━━━━━ Given information ━━━━━
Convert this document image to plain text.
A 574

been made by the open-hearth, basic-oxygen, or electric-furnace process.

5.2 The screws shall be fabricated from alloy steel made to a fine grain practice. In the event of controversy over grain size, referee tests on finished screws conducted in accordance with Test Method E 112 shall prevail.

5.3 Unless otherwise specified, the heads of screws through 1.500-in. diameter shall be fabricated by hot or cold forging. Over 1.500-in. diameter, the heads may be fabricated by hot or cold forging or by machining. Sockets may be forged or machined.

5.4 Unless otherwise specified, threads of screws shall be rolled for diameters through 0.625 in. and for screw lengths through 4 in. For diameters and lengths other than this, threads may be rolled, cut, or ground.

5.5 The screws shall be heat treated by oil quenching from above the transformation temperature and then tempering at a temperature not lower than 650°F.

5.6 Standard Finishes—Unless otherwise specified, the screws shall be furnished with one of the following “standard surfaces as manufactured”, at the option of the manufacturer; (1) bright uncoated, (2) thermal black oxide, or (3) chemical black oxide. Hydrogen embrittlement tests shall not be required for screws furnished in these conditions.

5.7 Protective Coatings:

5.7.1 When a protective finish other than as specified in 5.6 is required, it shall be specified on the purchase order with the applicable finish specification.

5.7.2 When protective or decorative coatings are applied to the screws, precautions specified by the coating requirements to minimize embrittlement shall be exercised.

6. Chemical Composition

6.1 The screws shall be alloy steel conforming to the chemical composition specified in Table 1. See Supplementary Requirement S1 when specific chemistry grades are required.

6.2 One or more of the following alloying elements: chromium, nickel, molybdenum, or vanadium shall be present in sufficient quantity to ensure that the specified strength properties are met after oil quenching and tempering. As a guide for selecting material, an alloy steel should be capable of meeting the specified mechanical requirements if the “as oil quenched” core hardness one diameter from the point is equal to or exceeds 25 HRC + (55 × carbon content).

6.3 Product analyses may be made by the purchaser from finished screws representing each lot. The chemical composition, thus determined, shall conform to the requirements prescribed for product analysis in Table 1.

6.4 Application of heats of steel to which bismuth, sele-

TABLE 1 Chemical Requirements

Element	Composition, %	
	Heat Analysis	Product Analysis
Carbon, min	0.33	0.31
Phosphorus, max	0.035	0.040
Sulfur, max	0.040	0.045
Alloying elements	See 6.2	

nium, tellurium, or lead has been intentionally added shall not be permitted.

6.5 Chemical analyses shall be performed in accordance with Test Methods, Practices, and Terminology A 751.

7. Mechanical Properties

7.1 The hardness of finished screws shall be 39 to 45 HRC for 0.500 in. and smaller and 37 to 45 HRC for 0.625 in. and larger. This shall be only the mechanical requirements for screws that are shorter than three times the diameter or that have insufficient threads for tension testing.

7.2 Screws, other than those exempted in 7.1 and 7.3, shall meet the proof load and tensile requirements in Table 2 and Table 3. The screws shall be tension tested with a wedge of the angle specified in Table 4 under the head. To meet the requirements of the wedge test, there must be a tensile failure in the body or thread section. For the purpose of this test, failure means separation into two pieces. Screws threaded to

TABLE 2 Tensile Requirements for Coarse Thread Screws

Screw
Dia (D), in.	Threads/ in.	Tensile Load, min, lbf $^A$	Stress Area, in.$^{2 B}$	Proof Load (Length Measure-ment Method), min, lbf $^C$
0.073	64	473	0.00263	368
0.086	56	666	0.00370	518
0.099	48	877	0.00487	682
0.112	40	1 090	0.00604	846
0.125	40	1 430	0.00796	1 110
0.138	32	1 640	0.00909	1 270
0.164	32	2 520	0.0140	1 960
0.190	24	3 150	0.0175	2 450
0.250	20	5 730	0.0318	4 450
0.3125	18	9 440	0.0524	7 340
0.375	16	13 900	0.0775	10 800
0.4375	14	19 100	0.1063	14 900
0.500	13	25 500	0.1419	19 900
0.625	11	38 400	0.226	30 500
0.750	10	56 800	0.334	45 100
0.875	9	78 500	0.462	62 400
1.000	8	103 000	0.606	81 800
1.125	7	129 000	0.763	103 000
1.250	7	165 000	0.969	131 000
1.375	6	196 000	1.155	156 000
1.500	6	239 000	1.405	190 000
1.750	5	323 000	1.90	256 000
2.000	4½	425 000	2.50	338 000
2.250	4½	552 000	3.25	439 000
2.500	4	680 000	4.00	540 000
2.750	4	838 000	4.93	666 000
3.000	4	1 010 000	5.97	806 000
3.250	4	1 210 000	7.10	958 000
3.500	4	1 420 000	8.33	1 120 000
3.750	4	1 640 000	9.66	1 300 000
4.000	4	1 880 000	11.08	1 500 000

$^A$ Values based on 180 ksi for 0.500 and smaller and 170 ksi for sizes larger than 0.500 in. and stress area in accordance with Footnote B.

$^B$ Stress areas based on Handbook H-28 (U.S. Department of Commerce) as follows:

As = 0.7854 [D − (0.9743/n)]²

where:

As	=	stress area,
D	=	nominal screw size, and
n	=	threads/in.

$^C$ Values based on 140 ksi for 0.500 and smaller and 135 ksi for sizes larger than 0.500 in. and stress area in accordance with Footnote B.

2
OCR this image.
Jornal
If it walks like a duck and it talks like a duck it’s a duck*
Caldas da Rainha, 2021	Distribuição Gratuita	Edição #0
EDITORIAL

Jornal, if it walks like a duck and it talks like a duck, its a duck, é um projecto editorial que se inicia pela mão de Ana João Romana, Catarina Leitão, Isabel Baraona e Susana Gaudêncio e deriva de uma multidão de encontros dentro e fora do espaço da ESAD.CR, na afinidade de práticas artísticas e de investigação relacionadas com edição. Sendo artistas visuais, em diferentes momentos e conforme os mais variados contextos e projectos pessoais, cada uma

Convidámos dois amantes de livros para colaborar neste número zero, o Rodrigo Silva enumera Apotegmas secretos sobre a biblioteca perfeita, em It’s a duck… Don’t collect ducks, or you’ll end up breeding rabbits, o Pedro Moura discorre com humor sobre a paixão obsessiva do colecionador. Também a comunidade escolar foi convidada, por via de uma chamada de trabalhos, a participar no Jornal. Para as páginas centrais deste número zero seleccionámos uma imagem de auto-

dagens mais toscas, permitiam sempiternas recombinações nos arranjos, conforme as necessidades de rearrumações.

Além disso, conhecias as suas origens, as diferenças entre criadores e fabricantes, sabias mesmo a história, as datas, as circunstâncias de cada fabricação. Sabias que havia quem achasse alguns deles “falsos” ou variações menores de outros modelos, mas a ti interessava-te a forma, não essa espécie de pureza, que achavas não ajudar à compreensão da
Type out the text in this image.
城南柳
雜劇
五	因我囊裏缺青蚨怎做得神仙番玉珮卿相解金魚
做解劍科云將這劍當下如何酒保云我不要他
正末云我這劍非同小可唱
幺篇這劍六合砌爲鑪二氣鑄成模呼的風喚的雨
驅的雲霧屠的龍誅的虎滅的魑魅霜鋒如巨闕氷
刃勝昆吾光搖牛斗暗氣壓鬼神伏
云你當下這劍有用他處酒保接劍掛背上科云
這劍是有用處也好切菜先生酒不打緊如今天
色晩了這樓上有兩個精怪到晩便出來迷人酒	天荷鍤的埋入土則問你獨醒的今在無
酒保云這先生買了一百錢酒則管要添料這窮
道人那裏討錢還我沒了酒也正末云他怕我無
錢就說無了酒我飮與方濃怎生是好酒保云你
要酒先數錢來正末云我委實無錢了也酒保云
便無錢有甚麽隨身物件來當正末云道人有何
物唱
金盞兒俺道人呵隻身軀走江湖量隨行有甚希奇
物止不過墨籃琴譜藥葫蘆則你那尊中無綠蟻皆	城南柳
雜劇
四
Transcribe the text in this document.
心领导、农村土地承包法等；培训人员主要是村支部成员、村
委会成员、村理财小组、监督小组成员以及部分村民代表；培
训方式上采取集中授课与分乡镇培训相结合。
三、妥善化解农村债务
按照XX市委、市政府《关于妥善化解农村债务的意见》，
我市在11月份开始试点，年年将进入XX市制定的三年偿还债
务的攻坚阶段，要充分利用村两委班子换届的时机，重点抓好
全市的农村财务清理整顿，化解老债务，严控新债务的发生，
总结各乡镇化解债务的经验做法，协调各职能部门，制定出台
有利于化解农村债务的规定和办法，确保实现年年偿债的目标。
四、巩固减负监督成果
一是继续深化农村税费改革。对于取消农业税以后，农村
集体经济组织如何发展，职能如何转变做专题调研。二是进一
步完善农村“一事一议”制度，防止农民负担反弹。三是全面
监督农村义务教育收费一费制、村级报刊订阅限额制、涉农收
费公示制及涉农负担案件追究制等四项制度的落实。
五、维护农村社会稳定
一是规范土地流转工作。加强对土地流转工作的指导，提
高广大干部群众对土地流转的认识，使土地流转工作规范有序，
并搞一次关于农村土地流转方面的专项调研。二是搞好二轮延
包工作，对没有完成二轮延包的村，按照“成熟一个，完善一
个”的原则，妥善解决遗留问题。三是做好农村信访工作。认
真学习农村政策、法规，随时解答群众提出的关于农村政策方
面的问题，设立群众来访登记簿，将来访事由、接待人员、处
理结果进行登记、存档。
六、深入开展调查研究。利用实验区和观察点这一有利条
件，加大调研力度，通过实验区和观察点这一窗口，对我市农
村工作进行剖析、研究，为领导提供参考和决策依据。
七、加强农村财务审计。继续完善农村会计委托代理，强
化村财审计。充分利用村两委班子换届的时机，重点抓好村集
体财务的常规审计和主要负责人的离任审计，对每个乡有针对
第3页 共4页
━━━━━
What is asked: In the material above, find each line that contains the word "made", and select it.

Output of the exercise:
been made by the open-hearth, basic-oxygen, or electric-furnace process.
5.2 The screws shall be fabricated from alloy steel made to a fine grain practice. In the event of controversy over grain size, referee tests on finished screws conducted in accordance with Test Method E 112 shall prevail.
6.3 Product analyses may be made by the purchaser from finished screws representing each lot. The chemical composition, thus determined, shall conform to the requirements prescribed for product analysis in Table 1.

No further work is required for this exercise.